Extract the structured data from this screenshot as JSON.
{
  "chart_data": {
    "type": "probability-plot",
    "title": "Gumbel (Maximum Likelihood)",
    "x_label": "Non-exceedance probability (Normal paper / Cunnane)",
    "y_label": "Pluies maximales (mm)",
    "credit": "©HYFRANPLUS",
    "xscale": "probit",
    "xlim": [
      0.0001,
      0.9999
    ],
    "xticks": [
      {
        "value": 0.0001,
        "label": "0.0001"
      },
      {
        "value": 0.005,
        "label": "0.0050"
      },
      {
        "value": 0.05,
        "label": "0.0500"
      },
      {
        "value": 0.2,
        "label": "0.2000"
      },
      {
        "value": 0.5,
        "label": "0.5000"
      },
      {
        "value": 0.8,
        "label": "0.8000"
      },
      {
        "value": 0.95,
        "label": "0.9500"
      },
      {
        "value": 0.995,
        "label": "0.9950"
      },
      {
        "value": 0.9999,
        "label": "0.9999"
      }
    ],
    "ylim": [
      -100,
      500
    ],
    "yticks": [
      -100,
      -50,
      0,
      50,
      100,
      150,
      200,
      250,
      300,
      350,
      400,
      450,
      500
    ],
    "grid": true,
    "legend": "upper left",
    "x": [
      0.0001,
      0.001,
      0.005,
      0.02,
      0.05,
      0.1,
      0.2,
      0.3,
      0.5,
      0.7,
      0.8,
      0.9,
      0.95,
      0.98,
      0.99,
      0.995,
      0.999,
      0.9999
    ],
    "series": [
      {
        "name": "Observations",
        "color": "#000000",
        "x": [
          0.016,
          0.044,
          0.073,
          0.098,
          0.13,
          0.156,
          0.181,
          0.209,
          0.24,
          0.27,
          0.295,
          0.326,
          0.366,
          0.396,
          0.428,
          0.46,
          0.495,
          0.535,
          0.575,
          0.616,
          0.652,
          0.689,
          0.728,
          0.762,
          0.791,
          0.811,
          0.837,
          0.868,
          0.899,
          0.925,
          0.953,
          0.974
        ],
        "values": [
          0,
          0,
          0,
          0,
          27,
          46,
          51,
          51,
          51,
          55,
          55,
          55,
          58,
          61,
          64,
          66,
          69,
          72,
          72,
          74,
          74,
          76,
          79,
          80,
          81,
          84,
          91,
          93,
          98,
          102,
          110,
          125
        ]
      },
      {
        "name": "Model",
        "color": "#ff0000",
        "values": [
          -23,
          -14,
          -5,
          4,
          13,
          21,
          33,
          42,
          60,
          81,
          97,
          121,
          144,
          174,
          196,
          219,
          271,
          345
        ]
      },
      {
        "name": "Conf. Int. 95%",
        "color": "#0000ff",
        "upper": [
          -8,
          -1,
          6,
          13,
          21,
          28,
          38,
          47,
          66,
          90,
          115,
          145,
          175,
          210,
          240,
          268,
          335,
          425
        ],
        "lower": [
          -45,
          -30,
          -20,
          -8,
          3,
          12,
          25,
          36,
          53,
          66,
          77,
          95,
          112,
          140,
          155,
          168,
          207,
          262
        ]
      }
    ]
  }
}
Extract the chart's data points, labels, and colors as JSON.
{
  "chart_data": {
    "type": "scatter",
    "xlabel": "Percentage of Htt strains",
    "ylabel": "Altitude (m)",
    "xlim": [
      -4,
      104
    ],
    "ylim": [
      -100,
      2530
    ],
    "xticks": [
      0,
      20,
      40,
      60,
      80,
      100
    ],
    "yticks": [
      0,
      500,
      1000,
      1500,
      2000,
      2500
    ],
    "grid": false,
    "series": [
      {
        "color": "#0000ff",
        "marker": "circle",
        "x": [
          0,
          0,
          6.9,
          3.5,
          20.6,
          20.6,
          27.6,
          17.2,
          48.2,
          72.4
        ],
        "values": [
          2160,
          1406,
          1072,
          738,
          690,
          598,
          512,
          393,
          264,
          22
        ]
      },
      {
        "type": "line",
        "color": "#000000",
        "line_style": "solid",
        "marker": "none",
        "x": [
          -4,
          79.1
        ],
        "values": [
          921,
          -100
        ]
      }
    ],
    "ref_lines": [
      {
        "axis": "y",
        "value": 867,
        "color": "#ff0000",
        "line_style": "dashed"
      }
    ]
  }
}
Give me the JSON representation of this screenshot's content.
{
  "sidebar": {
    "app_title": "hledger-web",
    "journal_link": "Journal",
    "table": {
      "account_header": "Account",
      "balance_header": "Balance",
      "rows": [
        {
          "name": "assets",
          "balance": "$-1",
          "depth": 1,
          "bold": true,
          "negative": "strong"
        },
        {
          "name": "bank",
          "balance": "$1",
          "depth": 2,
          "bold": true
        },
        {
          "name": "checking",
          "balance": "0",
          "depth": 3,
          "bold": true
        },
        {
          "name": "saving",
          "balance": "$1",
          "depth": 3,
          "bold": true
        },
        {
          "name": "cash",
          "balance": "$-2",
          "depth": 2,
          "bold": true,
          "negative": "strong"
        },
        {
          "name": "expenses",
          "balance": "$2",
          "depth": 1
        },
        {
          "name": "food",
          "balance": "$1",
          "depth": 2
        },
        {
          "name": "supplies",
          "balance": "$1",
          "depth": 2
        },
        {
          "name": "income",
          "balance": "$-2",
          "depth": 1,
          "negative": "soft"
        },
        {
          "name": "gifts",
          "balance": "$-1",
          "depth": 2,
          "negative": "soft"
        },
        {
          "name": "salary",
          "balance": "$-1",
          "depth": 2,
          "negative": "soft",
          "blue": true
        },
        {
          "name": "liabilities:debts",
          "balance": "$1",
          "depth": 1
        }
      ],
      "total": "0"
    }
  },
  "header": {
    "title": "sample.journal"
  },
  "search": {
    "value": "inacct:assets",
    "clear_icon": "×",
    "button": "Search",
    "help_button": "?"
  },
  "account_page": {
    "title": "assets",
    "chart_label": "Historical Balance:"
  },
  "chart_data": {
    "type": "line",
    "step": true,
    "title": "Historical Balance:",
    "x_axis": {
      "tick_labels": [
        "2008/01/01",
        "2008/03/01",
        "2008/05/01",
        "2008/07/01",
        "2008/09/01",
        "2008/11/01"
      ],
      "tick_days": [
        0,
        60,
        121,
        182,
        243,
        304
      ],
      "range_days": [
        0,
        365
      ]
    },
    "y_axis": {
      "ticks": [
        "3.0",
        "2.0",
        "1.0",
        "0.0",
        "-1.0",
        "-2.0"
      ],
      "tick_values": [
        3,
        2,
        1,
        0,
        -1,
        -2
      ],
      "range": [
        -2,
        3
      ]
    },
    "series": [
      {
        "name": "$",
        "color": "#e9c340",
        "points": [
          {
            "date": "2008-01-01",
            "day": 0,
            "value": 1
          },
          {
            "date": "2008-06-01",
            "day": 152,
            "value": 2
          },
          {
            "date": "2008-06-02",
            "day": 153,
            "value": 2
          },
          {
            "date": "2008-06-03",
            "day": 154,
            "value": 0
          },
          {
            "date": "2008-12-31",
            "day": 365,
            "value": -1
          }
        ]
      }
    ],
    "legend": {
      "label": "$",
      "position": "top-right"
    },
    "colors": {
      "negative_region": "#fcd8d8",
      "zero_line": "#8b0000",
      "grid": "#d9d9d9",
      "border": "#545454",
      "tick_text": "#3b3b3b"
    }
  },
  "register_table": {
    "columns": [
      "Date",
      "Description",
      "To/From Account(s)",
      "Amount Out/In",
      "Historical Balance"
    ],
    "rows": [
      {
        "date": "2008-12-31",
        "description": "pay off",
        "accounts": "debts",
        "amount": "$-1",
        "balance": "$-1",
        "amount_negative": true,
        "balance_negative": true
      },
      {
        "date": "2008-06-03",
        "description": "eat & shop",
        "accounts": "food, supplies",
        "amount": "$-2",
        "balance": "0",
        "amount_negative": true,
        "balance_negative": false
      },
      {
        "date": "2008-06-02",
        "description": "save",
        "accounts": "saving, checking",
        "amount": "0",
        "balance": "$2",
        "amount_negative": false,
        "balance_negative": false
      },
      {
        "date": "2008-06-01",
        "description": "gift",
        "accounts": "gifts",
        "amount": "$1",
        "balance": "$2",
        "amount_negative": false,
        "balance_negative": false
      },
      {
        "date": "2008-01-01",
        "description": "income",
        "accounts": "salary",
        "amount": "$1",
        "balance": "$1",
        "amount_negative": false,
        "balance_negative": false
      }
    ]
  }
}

What to do.
Check every line for "probability" and show the ones that have it.

Output below.
    "type": "probability-plot",
    "x_label": "Non-exceedance probability (Normal paper / Cunnane)",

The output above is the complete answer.